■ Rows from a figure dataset
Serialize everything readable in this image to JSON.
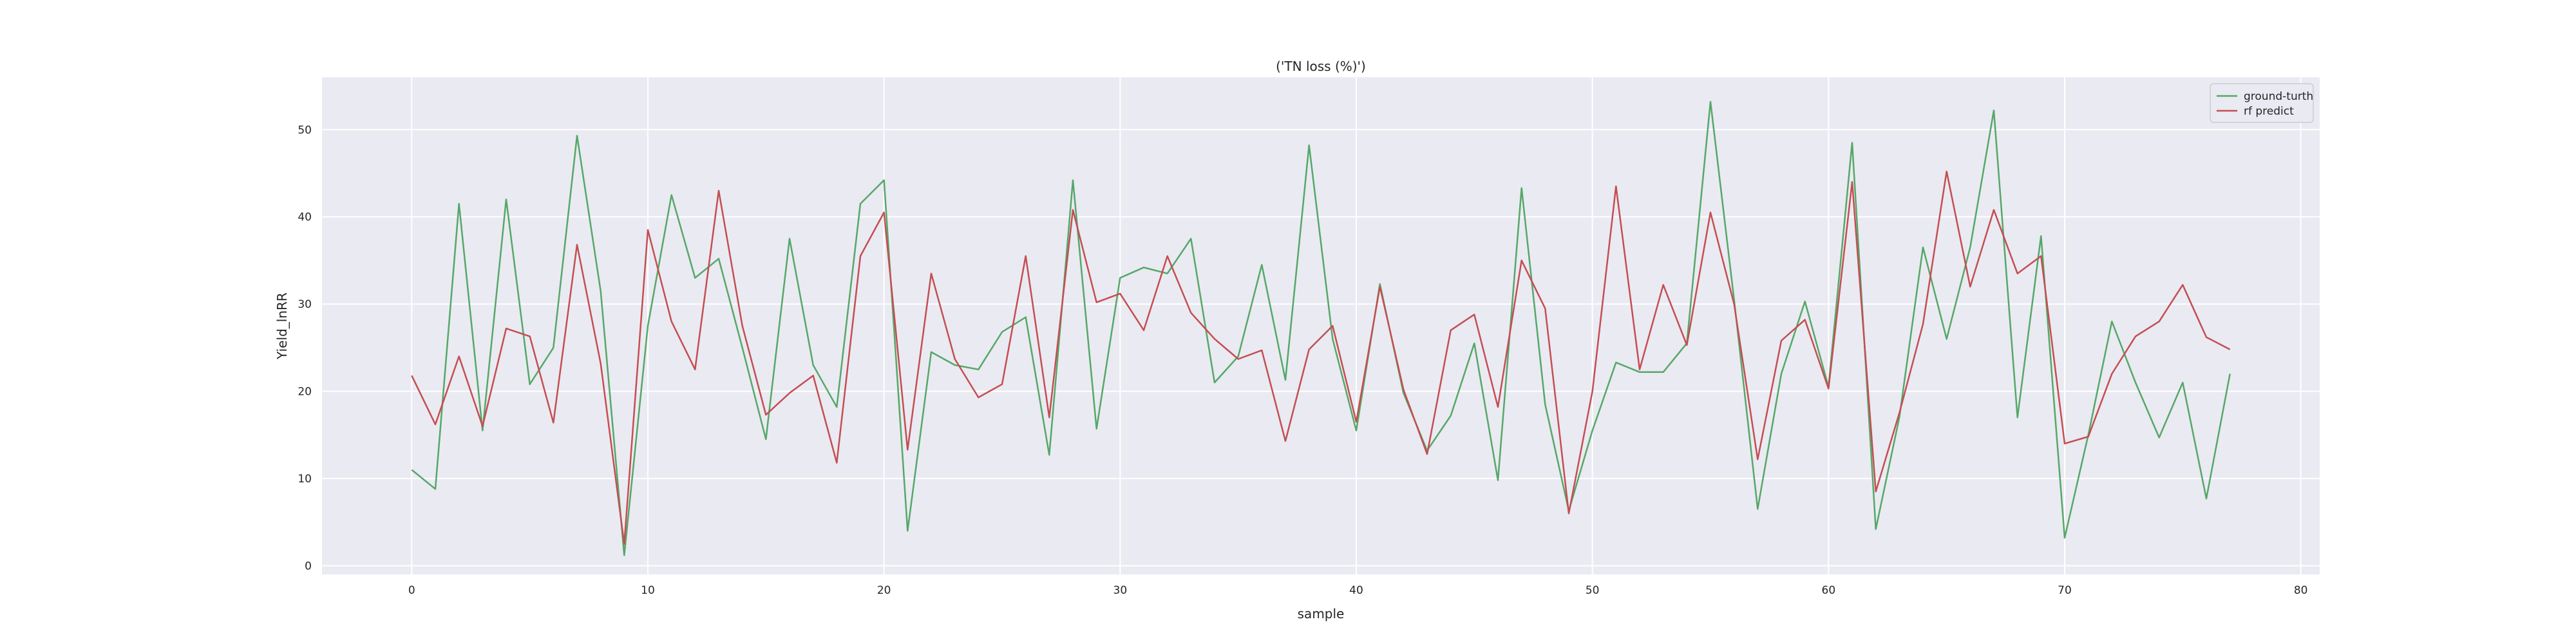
{
  "chart_data": {
    "type": "line",
    "title": "('TN loss (%)')",
    "xlabel": "sample",
    "ylabel": "Yield_lnRR",
    "xlim": [
      -3.8,
      80.8
    ],
    "ylim": [
      -1.0,
      56.0
    ],
    "xticks": [
      0,
      10,
      20,
      30,
      40,
      50,
      60,
      70,
      80
    ],
    "yticks": [
      0,
      10,
      20,
      30,
      40,
      50
    ],
    "grid": true,
    "legend_position": "top-right",
    "colors": {
      "plot_bg": "#eaeaf2",
      "grid": "#ffffff"
    },
    "x": [
      0,
      1,
      2,
      3,
      4,
      5,
      6,
      7,
      8,
      9,
      10,
      11,
      12,
      13,
      14,
      15,
      16,
      17,
      18,
      19,
      20,
      21,
      22,
      23,
      24,
      25,
      26,
      27,
      28,
      29,
      30,
      31,
      32,
      33,
      34,
      35,
      36,
      37,
      38,
      39,
      40,
      41,
      42,
      43,
      44,
      45,
      46,
      47,
      48,
      49,
      50,
      51,
      52,
      53,
      54,
      55,
      56,
      57,
      58,
      59,
      60,
      61,
      62,
      63,
      64,
      65,
      66,
      67,
      68,
      69,
      70,
      71,
      72,
      73,
      74,
      75,
      76,
      77
    ],
    "series": [
      {
        "name": "ground-turth",
        "color": "#55a868",
        "values": [
          11.0,
          8.8,
          41.5,
          15.5,
          42.0,
          20.8,
          25.0,
          49.3,
          31.5,
          1.2,
          27.5,
          42.5,
          33.0,
          35.2,
          25.0,
          14.5,
          37.5,
          23.0,
          18.2,
          41.5,
          44.2,
          4.0,
          24.5,
          23.0,
          22.5,
          26.8,
          28.5,
          12.7,
          44.2,
          15.7,
          33.0,
          34.2,
          33.5,
          37.5,
          21.0,
          24.0,
          34.5,
          21.3,
          48.2,
          26.0,
          15.5,
          32.3,
          19.8,
          13.2,
          17.2,
          25.5,
          9.8,
          43.3,
          18.5,
          6.3,
          15.5,
          23.3,
          22.2,
          22.2,
          25.5,
          53.2,
          30.5,
          6.5,
          22.0,
          30.3,
          20.5,
          48.5,
          4.2,
          17.0,
          36.5,
          26.0,
          36.5,
          52.2,
          17.0,
          37.8,
          3.2,
          15.0,
          28.0,
          21.0,
          14.7,
          21.0,
          7.7,
          22.0
        ]
      },
      {
        "name": "rf predict",
        "color": "#c44e52",
        "values": [
          21.8,
          16.2,
          24.0,
          16.0,
          27.2,
          26.3,
          16.4,
          36.8,
          23.2,
          2.5,
          38.5,
          28.0,
          22.5,
          43.0,
          27.5,
          17.3,
          19.8,
          21.8,
          11.8,
          35.5,
          40.5,
          13.3,
          33.5,
          23.7,
          19.3,
          20.8,
          35.5,
          17.0,
          40.8,
          30.2,
          31.2,
          27.0,
          35.5,
          29.0,
          26.0,
          23.7,
          24.7,
          14.3,
          24.8,
          27.5,
          16.5,
          32.0,
          20.2,
          12.8,
          27.0,
          28.8,
          18.2,
          35.0,
          29.5,
          6.0,
          20.0,
          43.5,
          22.5,
          32.2,
          25.3,
          40.5,
          30.0,
          12.2,
          25.8,
          28.2,
          20.3,
          44.0,
          8.5,
          17.5,
          27.7,
          45.2,
          32.0,
          40.8,
          33.5,
          35.5,
          14.0,
          14.8,
          22.0,
          26.3,
          28.0,
          32.2,
          26.2,
          24.8
        ]
      }
    ]
  }
}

■ Your instructions
Copy out each line word for word, please, skipping the images.

■ Result for this exercise
Serialize everything readable in this image to JSON.
{
  "chart_data": {
    "type": "line",
    "title": "('TN loss (%)')",
    "xlabel": "sample",
    "ylabel": "Yield_lnRR",
    "xlim": [
      -3.8,
      80.8
    ],
    "ylim": [
      -1.0,
      56.0
    ],
    "xticks": [
      0,
      10,
      20,
      30,
      40,
      50,
      60,
      70,
      80
    ],
    "yticks": [
      0,
      10,
      20,
      30,
      40,
      50
    ],
    "grid": true,
    "legend_position": "top-right",
    "colors": {
      "plot_bg": "#eaeaf2",
      "grid": "#ffffff"
    },
    "x": [
      0,
      1,
      2,
      3,
      4,
      5,
      6,
      7,
      8,
      9,
      10,
      11,
      12,
      13,
      14,
      15,
      16,
      17,
      18,
      19,
      20,
      21,
      22,
      23,
      24,
      25,
      26,
      27,
      28,
      29,
      30,
      31,
      32,
      33,
      34,
      35,
      36,
      37,
      38,
      39,
      40,
      41,
      42,
      43,
      44,
      45,
      46,
      47,
      48,
      49,
      50,
      51,
      52,
      53,
      54,
      55,
      56,
      57,
      58,
      59,
      60,
      61,
      62,
      63,
      64,
      65,
      66,
      67,
      68,
      69,
      70,
      71,
      72,
      73,
      74,
      75,
      76,
      77
    ],
    "series": [
      {
        "name": "ground-turth",
        "color": "#55a868",
        "values": [
          11.0,
          8.8,
          41.5,
          15.5,
          42.0,
          20.8,
          25.0,
          49.3,
          31.5,
          1.2,
          27.5,
          42.5,
          33.0,
          35.2,
          25.0,
          14.5,
          37.5,
          23.0,
          18.2,
          41.5,
          44.2,
          4.0,
          24.5,
          23.0,
          22.5,
          26.8,
          28.5,
          12.7,
          44.2,
          15.7,
          33.0,
          34.2,
          33.5,
          37.5,
          21.0,
          24.0,
          34.5,
          21.3,
          48.2,
          26.0,
          15.5,
          32.3,
          19.8,
          13.2,
          17.2,
          25.5,
          9.8,
          43.3,
          18.5,
          6.3,
          15.5,
          23.3,
          22.2,
          22.2,
          25.5,
          53.2,
          30.5,
          6.5,
          22.0,
          30.3,
          20.5,
          48.5,
          4.2,
          17.0,
          36.5,
          26.0,
          36.5,
          52.2,
          17.0,
          37.8,
          3.2,
          15.0,
          28.0,
          21.0,
          14.7,
          21.0,
          7.7,
          22.0
        ]
      },
      {
        "name": "rf predict",
        "color": "#c44e52",
        "values": [
          21.8,
          16.2,
          24.0,
          16.0,
          27.2,
          26.3,
          16.4,
          36.8,
          23.2,
          2.5,
          38.5,
          28.0,
          22.5,
          43.0,
          27.5,
          17.3,
          19.8,
          21.8,
          11.8,
          35.5,
          40.5,
          13.3,
          33.5,
          23.7,
          19.3,
          20.8,
          35.5,
          17.0,
          40.8,
          30.2,
          31.2,
          27.0,
          35.5,
          29.0,
          26.0,
          23.7,
          24.7,
          14.3,
          24.8,
          27.5,
          16.5,
          32.0,
          20.2,
          12.8,
          27.0,
          28.8,
          18.2,
          35.0,
          29.5,
          6.0,
          20.0,
          43.5,
          22.5,
          32.2,
          25.3,
          40.5,
          30.0,
          12.2,
          25.8,
          28.2,
          20.3,
          44.0,
          8.5,
          17.5,
          27.7,
          45.2,
          32.0,
          40.8,
          33.5,
          35.5,
          14.0,
          14.8,
          22.0,
          26.3,
          28.0,
          32.2,
          26.2,
          24.8
        ]
      }
    ]
  }
}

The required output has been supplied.